(WHAT THE EXERCISE ASKS): Copy out the stretch of the material from its first line through the line that contains "565, 290, 584]", character for character.

Layout annotation records:

____

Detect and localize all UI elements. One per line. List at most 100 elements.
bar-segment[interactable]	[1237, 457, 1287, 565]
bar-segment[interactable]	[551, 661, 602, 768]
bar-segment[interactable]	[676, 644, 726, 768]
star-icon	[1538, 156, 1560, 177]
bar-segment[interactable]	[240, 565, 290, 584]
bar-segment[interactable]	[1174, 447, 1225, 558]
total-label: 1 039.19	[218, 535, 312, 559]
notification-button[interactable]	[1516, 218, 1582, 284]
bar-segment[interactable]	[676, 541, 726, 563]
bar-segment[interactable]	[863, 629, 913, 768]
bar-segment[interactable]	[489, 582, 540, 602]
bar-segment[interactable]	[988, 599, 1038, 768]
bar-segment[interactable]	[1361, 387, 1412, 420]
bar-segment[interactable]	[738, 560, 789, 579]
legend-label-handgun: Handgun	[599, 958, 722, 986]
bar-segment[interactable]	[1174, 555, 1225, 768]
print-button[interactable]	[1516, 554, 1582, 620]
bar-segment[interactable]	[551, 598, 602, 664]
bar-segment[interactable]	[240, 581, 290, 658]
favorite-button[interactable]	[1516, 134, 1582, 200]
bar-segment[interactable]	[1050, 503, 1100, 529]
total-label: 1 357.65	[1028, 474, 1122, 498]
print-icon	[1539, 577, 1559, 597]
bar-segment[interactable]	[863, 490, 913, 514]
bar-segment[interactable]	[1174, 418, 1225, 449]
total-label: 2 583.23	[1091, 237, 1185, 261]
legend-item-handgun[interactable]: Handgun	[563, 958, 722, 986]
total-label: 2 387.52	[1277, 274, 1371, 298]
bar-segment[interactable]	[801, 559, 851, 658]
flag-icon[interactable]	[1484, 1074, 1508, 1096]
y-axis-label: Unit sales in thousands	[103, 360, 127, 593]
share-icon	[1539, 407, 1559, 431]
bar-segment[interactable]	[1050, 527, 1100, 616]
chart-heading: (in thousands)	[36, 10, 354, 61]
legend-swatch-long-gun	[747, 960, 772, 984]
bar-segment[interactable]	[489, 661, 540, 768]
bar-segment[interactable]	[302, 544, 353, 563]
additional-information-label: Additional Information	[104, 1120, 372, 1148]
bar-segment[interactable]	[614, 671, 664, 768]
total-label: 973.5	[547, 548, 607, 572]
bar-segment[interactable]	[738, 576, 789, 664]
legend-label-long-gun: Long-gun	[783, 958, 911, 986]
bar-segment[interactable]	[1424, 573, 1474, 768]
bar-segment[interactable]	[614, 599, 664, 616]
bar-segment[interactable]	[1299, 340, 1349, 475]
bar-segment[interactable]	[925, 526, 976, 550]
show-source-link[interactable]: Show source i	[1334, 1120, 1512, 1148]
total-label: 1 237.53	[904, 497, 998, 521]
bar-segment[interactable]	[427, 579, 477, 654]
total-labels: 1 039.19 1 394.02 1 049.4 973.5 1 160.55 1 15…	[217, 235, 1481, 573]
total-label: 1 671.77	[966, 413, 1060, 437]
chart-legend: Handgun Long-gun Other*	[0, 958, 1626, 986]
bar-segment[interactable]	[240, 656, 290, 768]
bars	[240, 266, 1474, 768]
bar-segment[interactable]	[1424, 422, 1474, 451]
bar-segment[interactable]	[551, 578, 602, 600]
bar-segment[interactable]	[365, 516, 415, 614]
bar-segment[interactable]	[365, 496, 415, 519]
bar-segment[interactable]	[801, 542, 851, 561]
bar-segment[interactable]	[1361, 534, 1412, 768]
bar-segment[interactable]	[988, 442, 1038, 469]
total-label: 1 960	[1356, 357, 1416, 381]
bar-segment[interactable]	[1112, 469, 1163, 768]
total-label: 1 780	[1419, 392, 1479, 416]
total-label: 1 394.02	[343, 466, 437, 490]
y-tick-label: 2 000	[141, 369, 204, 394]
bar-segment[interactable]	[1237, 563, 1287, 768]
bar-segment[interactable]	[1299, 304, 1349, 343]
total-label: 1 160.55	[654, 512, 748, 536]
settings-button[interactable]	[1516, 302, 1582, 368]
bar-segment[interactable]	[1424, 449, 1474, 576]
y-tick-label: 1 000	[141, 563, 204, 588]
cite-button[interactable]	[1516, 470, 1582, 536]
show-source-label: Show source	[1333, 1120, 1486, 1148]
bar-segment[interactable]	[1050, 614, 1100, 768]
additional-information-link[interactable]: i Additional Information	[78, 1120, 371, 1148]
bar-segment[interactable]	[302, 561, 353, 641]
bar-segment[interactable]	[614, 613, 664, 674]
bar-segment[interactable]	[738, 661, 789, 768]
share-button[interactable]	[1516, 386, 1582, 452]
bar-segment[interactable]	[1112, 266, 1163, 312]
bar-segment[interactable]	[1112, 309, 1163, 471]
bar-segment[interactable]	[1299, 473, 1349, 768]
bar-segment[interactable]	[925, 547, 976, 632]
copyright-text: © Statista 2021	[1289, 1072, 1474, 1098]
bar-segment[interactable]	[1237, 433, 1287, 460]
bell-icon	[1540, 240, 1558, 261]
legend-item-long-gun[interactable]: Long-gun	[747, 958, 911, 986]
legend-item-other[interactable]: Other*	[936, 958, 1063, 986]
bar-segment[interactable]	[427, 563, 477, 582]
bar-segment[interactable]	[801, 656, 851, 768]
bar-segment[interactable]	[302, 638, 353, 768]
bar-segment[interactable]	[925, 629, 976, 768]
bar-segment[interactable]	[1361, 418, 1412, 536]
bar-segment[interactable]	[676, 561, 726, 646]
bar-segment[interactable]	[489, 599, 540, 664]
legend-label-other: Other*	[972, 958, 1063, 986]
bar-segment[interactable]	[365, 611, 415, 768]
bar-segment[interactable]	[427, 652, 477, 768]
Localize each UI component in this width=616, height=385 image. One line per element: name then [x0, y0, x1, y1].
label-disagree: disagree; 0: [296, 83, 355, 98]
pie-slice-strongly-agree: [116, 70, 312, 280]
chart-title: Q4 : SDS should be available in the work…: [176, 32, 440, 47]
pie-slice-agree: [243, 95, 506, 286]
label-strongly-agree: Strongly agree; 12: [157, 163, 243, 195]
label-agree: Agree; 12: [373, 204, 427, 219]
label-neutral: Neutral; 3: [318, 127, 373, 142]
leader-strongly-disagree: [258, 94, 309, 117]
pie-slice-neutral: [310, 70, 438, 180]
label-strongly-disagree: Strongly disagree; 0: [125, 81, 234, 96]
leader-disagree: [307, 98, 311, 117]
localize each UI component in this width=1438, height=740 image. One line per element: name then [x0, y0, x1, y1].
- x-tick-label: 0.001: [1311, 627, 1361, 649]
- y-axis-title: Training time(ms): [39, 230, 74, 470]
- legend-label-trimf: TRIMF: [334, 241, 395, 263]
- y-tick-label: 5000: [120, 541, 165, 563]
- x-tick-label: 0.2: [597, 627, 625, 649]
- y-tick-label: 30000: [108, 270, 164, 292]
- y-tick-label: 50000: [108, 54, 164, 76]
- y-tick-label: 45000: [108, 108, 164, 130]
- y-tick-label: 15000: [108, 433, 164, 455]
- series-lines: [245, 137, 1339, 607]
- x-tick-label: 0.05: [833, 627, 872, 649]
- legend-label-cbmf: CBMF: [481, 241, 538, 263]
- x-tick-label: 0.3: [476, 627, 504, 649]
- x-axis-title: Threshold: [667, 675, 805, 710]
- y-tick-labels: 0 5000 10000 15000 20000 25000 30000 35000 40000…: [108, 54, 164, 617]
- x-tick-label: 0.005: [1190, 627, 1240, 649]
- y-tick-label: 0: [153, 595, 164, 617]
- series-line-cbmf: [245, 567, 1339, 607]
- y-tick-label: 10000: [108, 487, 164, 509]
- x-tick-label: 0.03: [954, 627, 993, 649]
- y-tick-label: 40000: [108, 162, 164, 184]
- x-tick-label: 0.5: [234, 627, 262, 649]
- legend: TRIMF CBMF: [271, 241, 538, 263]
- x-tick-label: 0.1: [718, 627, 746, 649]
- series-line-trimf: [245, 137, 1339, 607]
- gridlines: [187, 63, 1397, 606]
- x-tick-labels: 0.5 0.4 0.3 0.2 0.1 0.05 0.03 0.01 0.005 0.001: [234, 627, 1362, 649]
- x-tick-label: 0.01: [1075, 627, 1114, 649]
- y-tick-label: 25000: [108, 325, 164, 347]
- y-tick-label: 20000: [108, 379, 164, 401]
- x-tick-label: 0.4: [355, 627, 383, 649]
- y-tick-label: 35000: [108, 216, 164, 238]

____

(OUTPUT OF THE EXERCISE):
Detect and localize all UI elements. One per line. List at most 100 elements.
bar-segment[interactable]	[1237, 457, 1287, 565]
bar-segment[interactable]	[551, 661, 602, 768]
bar-segment[interactable]	[676, 644, 726, 768]
star-icon	[1538, 156, 1560, 177]
bar-segment[interactable]	[240, 565, 290, 584]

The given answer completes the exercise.